→ **Problem to work on**:
Say how many lines contain the word "bazénu". Only the number should be given.

Dataset entries:

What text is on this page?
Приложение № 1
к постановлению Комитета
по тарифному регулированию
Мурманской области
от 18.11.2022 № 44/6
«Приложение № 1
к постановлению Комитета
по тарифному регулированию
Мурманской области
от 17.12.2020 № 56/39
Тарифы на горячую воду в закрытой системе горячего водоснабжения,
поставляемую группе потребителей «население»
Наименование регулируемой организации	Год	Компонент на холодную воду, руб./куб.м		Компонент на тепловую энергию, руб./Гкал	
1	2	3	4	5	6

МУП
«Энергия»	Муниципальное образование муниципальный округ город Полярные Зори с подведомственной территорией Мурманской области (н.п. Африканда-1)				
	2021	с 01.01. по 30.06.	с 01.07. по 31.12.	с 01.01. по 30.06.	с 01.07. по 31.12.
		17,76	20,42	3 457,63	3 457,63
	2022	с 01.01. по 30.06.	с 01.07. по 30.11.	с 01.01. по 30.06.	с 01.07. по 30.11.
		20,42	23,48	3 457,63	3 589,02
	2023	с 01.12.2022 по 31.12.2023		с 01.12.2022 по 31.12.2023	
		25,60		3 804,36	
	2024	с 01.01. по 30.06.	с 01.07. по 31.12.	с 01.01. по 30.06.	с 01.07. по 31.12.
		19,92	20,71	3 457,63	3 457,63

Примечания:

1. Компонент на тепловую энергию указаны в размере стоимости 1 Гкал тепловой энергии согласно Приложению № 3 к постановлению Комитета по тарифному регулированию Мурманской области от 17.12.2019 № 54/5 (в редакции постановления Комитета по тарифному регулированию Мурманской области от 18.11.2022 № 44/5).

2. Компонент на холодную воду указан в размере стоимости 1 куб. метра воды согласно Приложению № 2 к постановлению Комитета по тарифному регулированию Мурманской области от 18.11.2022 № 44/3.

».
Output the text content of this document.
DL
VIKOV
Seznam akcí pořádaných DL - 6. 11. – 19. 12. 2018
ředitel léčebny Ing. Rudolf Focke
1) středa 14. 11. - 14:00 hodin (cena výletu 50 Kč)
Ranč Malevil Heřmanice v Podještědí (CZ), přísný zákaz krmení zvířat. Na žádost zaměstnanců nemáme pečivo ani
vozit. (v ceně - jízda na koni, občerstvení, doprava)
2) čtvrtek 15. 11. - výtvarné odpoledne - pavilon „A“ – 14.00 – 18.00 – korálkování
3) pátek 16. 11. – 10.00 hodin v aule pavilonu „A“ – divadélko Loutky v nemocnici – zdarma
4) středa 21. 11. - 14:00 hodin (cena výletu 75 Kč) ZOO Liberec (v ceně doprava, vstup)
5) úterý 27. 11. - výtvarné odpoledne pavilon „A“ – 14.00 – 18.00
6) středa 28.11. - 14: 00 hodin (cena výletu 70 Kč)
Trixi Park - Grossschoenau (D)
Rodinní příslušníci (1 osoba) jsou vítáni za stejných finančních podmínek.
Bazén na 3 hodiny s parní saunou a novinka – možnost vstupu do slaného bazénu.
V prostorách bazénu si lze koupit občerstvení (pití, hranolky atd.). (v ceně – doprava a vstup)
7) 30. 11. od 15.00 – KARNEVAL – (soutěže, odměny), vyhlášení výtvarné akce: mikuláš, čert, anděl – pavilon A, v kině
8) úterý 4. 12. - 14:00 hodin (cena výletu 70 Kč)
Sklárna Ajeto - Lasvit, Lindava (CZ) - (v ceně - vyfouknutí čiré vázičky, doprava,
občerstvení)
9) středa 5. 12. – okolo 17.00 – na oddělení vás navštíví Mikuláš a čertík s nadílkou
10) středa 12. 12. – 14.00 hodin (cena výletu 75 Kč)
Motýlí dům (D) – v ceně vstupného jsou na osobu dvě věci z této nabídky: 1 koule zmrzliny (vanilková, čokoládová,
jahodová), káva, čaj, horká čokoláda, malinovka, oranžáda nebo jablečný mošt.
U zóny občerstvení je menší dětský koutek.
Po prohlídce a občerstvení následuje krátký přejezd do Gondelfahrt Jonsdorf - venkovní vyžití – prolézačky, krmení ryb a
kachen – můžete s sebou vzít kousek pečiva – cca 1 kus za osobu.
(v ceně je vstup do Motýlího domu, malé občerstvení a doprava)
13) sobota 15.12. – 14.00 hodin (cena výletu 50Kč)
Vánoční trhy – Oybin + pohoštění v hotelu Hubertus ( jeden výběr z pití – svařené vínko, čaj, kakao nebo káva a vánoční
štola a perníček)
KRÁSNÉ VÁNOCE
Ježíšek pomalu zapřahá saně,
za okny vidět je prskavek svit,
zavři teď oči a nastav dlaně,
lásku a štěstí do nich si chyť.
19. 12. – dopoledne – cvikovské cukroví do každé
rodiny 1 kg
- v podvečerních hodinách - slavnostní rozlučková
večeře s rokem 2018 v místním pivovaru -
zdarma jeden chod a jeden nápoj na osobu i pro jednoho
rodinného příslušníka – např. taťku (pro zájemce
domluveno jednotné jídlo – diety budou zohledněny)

→ **Solution for this task**:
2